#### [YOUR OBJECTIVE]
Please rewrite the lines from the very first one through the line containing "data-point: [249, 333, 265, 348]" as a numbered list, leaving out any blank lines.

#### [PROVIDED DATA]
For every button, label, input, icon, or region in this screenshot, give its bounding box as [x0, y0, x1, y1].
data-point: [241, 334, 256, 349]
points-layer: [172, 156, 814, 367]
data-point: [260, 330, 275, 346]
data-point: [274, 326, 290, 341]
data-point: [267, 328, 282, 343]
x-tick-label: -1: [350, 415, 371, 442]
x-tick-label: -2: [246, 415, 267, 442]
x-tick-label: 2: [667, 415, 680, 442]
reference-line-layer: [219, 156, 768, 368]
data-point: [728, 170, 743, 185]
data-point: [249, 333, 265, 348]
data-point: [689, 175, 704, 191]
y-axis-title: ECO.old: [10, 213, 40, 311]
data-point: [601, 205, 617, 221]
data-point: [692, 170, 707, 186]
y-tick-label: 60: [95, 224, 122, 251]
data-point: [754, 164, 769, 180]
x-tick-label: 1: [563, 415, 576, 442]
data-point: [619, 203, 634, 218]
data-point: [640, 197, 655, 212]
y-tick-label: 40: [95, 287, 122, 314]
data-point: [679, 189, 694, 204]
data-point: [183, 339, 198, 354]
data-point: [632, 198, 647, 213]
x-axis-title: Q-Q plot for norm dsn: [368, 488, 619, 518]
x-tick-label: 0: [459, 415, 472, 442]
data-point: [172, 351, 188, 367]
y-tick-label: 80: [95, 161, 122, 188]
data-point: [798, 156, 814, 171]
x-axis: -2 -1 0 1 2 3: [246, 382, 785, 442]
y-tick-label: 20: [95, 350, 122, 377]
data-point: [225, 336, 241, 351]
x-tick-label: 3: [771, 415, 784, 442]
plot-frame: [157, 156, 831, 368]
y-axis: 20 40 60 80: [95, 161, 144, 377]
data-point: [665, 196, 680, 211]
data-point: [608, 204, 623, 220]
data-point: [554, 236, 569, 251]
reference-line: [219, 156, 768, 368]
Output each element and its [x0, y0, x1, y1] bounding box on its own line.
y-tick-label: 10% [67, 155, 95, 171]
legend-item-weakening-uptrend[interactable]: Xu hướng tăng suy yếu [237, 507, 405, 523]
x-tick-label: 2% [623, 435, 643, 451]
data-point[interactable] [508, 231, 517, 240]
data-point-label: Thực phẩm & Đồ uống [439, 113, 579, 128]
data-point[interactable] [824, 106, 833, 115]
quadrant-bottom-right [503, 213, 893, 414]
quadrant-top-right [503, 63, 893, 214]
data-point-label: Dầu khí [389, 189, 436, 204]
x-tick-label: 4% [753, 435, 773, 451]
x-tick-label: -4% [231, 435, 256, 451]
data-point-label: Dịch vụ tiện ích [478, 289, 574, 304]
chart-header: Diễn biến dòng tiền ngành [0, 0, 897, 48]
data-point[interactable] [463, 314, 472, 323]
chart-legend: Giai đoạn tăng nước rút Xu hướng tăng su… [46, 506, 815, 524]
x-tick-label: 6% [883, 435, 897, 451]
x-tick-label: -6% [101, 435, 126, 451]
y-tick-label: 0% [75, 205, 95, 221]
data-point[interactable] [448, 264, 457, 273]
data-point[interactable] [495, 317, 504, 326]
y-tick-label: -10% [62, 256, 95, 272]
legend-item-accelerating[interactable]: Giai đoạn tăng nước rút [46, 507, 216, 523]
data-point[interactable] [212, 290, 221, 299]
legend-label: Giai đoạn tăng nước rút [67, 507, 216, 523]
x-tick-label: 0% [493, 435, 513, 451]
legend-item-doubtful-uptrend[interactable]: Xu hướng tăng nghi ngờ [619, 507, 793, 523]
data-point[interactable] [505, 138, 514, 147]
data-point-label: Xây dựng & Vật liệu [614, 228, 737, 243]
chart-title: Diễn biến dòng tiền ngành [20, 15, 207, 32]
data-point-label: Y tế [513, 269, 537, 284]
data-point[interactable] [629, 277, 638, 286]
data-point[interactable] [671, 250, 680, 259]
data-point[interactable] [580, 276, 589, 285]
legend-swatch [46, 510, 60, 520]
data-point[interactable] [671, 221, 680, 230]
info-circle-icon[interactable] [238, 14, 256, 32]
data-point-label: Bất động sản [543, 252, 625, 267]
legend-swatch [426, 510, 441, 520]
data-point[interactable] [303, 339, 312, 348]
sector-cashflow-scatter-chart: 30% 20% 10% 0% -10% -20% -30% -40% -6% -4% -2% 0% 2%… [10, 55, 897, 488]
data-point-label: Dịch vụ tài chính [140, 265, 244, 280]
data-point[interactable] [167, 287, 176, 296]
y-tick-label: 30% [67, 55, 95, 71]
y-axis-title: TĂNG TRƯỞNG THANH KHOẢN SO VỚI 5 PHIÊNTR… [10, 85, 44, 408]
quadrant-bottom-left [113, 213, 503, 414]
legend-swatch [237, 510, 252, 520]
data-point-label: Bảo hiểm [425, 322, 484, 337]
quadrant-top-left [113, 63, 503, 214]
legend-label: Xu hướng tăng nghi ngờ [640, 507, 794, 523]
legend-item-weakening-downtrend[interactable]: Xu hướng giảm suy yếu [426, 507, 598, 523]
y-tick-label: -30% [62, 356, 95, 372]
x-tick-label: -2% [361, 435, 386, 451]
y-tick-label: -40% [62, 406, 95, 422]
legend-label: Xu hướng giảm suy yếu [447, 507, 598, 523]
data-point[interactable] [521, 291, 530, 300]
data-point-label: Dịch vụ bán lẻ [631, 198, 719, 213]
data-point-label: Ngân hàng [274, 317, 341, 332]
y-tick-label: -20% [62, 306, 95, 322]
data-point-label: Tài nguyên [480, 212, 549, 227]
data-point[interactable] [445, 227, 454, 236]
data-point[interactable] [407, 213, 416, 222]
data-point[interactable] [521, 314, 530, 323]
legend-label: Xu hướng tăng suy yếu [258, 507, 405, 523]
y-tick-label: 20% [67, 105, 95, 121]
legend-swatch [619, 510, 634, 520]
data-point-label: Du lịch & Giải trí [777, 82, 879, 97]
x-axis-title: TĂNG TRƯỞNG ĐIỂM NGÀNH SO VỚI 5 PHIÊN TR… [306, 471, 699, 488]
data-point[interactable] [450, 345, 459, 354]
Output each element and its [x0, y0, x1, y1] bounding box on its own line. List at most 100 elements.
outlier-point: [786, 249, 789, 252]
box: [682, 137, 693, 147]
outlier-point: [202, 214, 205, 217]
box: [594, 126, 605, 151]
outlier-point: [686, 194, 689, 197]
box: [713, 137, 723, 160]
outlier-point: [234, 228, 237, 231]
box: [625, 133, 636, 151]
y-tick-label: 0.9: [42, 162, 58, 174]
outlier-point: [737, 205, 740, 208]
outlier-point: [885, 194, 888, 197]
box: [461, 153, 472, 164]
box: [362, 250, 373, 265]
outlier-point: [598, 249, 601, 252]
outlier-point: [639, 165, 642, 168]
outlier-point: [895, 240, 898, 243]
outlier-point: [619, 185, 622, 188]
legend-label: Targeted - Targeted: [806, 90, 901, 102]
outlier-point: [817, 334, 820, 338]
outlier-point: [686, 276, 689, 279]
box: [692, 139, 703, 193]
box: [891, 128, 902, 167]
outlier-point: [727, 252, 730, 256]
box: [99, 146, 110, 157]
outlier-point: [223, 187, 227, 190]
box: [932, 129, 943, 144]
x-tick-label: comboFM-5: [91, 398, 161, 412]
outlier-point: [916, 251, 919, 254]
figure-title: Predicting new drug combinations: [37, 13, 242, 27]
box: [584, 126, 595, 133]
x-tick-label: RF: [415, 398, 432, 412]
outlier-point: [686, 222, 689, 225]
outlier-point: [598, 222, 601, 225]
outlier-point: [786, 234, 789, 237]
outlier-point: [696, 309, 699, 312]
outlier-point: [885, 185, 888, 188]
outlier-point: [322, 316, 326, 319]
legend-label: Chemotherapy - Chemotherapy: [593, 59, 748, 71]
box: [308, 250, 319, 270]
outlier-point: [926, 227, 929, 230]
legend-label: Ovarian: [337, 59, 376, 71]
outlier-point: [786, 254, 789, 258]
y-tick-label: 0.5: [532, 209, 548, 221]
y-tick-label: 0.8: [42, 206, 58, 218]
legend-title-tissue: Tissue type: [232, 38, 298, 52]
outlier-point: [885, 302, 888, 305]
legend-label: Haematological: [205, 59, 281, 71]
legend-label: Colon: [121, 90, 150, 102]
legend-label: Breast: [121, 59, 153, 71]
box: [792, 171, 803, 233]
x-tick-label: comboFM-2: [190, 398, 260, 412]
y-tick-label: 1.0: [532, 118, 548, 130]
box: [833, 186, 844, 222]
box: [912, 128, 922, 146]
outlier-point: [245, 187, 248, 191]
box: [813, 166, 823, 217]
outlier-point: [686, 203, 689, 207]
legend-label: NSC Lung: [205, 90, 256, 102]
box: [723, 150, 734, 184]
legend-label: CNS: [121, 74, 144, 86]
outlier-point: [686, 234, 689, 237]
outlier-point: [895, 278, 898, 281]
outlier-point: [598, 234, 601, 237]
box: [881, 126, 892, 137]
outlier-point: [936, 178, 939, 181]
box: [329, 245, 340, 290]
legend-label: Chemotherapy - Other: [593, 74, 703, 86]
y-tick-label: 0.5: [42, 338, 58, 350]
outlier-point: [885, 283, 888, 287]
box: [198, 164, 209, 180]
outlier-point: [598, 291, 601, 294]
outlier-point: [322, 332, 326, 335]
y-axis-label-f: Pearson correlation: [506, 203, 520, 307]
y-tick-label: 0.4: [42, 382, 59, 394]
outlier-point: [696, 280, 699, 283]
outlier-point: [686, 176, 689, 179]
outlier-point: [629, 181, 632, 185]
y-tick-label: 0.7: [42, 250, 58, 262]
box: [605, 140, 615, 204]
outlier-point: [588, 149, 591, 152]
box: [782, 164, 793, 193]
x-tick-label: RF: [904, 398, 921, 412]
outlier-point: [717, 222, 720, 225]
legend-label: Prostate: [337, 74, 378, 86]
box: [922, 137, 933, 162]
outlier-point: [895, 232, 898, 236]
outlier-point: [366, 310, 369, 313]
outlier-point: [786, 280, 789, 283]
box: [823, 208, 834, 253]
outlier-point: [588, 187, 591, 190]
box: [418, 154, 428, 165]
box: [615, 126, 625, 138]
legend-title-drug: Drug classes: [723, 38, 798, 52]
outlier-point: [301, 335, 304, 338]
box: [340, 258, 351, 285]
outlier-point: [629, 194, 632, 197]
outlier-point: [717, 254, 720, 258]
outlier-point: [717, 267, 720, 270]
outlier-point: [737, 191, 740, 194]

#### [EXPECTED ANSWER]
1. For every button, label, input, icon, or region in this screenshot, give its bounding box as [x0, y0, x1, y1].
2. data-point: [241, 334, 256, 349]
3. points-layer: [172, 156, 814, 367]
4. data-point: [260, 330, 275, 346]
5. data-point: [274, 326, 290, 341]
6. data-point: [267, 328, 282, 343]
7. x-tick-label: -1: [350, 415, 371, 442]
8. x-tick-label: -2: [246, 415, 267, 442]
9. x-tick-label: 2: [667, 415, 680, 442]
10. reference-line-layer: [219, 156, 768, 368]
11. data-point: [728, 170, 743, 185]
12. data-point: [249, 333, 265, 348]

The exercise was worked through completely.